### INSTRUCTIONS TO FOLLOW
Write out each line beneath this one exactly as it reads.

### DATA FOR THIS TASK
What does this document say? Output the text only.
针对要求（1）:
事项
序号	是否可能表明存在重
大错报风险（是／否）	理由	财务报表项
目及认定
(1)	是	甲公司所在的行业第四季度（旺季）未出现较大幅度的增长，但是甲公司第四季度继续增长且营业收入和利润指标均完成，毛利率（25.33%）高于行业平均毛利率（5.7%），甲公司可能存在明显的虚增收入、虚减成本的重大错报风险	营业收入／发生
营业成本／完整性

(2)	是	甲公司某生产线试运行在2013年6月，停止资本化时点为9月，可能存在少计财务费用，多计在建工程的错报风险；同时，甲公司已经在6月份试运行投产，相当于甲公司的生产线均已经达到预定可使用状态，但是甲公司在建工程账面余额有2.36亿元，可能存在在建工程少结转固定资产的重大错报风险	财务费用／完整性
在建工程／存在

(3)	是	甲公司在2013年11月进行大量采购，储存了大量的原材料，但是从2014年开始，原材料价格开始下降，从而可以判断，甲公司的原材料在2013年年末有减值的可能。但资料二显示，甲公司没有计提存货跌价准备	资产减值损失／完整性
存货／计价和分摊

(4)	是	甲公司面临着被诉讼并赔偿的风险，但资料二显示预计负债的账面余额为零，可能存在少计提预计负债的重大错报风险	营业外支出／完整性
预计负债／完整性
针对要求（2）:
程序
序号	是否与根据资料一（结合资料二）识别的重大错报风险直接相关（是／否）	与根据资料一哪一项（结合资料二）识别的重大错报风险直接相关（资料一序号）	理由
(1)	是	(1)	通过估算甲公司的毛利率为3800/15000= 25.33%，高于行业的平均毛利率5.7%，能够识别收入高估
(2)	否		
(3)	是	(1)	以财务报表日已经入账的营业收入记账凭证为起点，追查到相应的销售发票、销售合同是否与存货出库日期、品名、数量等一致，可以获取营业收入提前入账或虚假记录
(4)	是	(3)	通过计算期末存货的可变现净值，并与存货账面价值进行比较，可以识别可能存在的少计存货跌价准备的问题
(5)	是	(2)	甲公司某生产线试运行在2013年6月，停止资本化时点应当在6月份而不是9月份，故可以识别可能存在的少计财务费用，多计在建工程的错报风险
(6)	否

### CORRECT RESULT
What does this document say? Output the text only.
针对要求（1）:
事项
序号	是否可能表明存在重
大错报风险（是／否）	理由	财务报表项
目及认定
(1)	是	甲公司所在的行业第四季度（旺季）未出现较大幅度的增长，但是甲公司第四季度继续增长且营业收入和利润指标均完成，毛利率（25.33%）高于行业平均毛利率（5.7%），甲公司可能存在明显的虚增收入、虚减成本的重大错报风险	营业收入／发生
营业成本／完整性

(2)	是	甲公司某生产线试运行在2013年6月，停止资本化时点为9月，可能存在少计财务费用，多计在建工程的错报风险；同时，甲公司已经在6月份试运行投产，相当于甲公司的生产线均已经达到预定可使用状态，但是甲公司在建工程账面余额有2.36亿元，可能存在在建工程少结转固定资产的重大错报风险	财务费用／完整性
在建工程／存在

(3)	是	甲公司在2013年11月进行大量采购，储存了大量的原材料，但是从2014年开始，原材料价格开始下降，从而可以判断，甲公司的原材料在2013年年末有减值的可能。但资料二显示，甲公司没有计提存货跌价准备	资产减值损失／完整性
存货／计价和分摊

(4)	是	甲公司面临着被诉讼并赔偿的风险，但资料二显示预计负债的账面余额为零，可能存在少计提预计负债的重大错报风险	营业外支出／完整性
预计负债／完整性
针对要求（2）:
程序
序号	是否与根据资料一（结合资料二）识别的重大错报风险直接相关（是／否）	与根据资料一哪一项（结合资料二）识别的重大错报风险直接相关（资料一序号）	理由
(1)	是	(1)	通过估算甲公司的毛利率为3800/15000= 25.33%，高于行业的平均毛利率5.7%，能够识别收入高估
(2)	否		
(3)	是	(1)	以财务报表日已经入账的营业收入记账凭证为起点，追查到相应的销售发票、销售合同是否与存货出库日期、品名、数量等一致，可以获取营业收入提前入账或虚假记录
(4)	是	(3)	通过计算期末存货的可变现净值，并与存货账面价值进行比较，可以识别可能存在的少计存货跌价准备的问题
(5)	是	(2)	甲公司某生产线试运行在2013年6月，停止资本化时点应当在6月份而不是9月份，故可以识别可能存在的少计财务费用，多计在建工程的错报风险
(6)	否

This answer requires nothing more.